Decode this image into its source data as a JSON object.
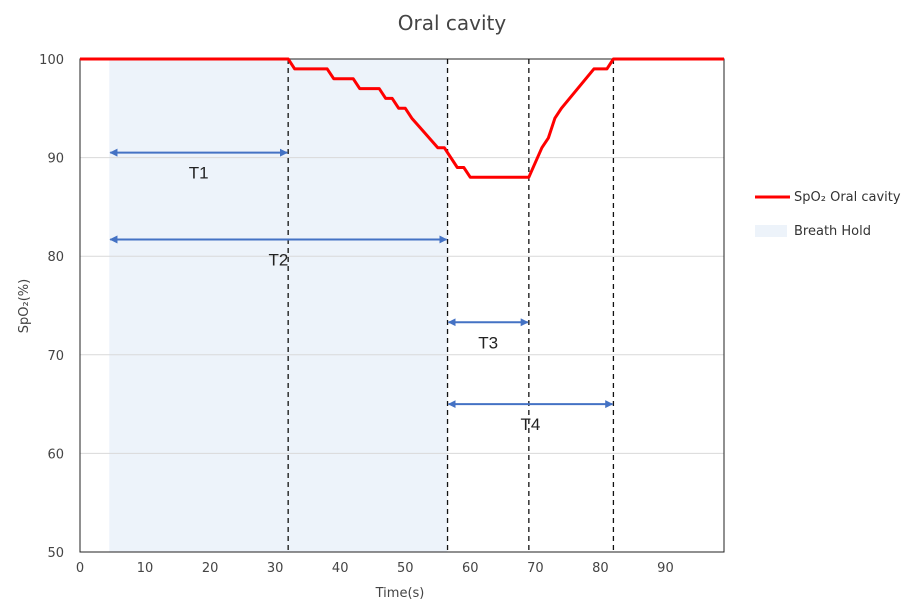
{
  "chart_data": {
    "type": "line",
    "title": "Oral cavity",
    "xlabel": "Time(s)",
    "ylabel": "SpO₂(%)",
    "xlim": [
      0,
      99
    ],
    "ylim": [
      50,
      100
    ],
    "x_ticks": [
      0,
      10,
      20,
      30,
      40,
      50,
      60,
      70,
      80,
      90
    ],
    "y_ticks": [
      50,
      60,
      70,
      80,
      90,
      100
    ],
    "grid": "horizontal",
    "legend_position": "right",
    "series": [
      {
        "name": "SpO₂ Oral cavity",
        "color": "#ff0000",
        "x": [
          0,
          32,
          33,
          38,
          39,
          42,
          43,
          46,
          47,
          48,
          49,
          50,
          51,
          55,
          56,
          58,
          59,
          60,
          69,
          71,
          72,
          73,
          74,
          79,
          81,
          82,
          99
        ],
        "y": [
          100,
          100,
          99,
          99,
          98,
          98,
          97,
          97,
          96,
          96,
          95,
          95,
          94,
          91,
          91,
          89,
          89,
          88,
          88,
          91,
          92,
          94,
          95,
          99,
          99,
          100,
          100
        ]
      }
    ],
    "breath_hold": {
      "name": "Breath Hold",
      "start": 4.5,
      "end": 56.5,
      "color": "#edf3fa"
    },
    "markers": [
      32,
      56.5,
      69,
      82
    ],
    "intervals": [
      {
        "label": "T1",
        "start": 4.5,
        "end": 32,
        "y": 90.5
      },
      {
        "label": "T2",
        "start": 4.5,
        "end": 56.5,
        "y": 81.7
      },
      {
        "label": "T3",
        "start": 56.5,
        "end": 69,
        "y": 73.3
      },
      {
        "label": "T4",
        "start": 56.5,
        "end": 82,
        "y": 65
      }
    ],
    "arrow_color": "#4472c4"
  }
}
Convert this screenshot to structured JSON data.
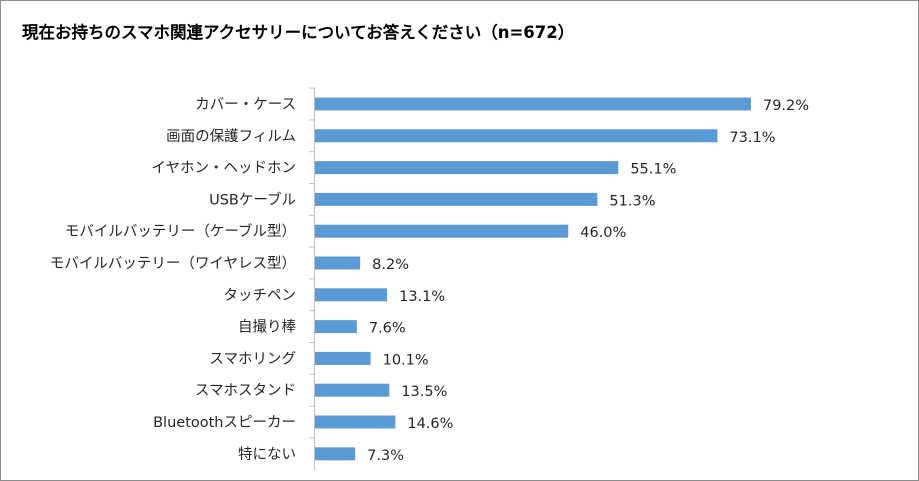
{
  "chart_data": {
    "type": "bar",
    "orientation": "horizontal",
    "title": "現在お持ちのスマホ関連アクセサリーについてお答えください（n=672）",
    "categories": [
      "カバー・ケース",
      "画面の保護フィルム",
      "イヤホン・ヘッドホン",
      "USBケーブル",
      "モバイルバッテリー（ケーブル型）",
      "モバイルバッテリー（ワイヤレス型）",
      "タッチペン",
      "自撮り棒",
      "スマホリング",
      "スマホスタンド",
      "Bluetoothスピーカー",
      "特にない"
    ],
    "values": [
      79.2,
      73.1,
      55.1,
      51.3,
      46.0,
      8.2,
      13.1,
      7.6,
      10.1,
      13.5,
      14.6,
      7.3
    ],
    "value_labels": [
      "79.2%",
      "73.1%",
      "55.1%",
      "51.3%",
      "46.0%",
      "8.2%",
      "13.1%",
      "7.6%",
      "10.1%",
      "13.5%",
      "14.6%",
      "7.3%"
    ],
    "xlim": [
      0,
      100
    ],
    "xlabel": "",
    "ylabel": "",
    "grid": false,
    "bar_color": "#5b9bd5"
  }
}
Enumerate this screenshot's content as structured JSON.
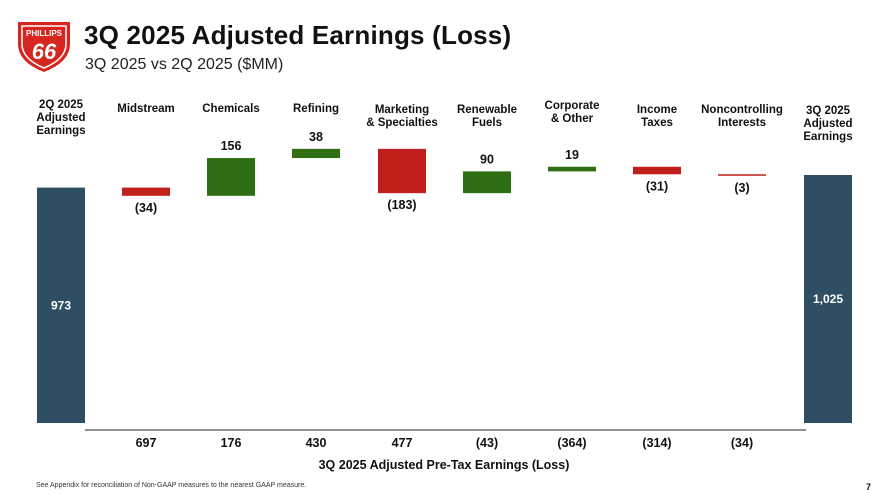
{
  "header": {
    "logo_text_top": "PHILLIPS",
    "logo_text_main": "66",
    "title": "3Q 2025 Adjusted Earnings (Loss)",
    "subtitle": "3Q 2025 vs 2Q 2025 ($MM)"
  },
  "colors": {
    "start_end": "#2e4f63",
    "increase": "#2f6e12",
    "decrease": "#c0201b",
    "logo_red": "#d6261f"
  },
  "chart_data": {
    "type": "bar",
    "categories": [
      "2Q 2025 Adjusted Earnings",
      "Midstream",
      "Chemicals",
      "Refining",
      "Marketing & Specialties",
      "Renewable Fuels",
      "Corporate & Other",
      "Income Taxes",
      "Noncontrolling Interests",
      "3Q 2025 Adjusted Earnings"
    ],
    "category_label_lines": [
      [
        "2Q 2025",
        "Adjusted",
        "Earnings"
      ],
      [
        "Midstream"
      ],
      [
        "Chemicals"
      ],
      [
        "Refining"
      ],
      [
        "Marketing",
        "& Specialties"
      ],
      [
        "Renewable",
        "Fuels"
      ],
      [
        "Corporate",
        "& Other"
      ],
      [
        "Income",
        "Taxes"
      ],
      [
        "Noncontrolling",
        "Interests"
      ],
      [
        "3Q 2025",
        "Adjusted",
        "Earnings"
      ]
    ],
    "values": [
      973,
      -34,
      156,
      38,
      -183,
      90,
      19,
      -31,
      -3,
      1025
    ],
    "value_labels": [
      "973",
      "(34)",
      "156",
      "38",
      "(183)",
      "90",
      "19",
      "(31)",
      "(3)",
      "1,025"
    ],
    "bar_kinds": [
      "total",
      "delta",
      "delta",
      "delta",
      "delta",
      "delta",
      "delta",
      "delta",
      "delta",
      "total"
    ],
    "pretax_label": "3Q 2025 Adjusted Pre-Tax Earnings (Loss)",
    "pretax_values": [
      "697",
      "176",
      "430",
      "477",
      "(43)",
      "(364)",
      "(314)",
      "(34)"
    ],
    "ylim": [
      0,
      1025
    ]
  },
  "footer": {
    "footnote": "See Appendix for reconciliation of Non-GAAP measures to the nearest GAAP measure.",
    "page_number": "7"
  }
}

________________________________________

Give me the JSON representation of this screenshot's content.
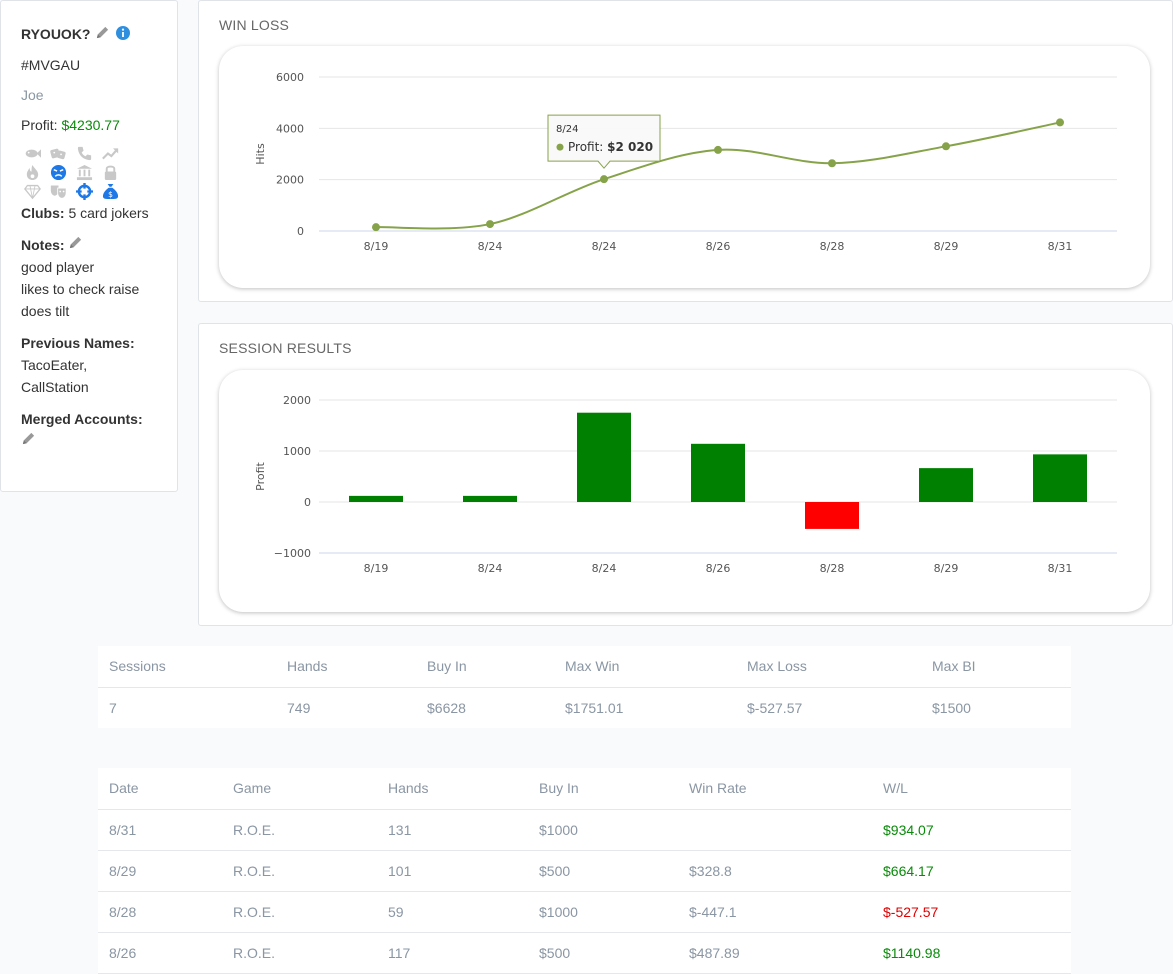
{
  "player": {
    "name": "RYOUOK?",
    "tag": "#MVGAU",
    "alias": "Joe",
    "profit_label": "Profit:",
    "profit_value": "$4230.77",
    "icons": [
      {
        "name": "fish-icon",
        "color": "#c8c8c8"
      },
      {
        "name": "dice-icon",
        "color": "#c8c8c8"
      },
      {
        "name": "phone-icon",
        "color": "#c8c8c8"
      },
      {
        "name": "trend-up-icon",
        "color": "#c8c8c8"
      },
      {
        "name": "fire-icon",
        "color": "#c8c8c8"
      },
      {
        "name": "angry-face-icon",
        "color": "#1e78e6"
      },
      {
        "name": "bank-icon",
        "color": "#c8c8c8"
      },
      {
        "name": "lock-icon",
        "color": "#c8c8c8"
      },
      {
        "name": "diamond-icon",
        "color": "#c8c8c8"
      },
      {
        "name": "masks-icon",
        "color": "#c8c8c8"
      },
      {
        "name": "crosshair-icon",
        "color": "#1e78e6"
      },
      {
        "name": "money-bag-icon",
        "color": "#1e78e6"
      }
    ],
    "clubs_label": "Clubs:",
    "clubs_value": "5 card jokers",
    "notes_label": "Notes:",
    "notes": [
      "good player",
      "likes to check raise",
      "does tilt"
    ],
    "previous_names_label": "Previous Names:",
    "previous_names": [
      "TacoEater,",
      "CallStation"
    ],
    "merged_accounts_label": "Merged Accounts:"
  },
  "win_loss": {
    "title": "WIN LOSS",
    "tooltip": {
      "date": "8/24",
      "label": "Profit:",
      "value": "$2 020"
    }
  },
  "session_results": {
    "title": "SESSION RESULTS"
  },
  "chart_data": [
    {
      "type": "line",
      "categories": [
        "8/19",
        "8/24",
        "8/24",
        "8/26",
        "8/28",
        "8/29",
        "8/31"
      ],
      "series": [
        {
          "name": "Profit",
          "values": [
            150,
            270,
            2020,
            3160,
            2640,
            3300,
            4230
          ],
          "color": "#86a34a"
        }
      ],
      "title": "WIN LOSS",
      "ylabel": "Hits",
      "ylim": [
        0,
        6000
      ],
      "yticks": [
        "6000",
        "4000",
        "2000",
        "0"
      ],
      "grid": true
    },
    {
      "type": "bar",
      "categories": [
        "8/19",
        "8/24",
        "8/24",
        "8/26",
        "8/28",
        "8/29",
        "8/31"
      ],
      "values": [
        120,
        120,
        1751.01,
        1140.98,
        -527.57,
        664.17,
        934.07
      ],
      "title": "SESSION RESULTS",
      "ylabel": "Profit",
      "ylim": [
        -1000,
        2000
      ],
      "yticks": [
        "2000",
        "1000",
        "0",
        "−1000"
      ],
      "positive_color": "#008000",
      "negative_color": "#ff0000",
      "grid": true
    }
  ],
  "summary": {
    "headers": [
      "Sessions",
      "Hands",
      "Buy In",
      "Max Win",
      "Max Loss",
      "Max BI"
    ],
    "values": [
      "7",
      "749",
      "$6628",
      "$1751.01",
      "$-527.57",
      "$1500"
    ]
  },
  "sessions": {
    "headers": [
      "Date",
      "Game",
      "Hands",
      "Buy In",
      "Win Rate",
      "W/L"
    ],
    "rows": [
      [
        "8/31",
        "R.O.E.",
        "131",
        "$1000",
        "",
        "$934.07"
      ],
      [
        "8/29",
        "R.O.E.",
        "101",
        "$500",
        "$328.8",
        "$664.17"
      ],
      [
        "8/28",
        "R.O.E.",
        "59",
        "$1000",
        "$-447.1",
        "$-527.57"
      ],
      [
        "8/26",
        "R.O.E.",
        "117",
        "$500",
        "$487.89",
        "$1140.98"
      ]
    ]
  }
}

________________________________________

Scan the data above and copy every line with "content" in it.

● SOLUTION FOR THIS TASK:
Enumerate this screenshot's content as structured JSON.
Give me the JSON representation of this screenshot's content.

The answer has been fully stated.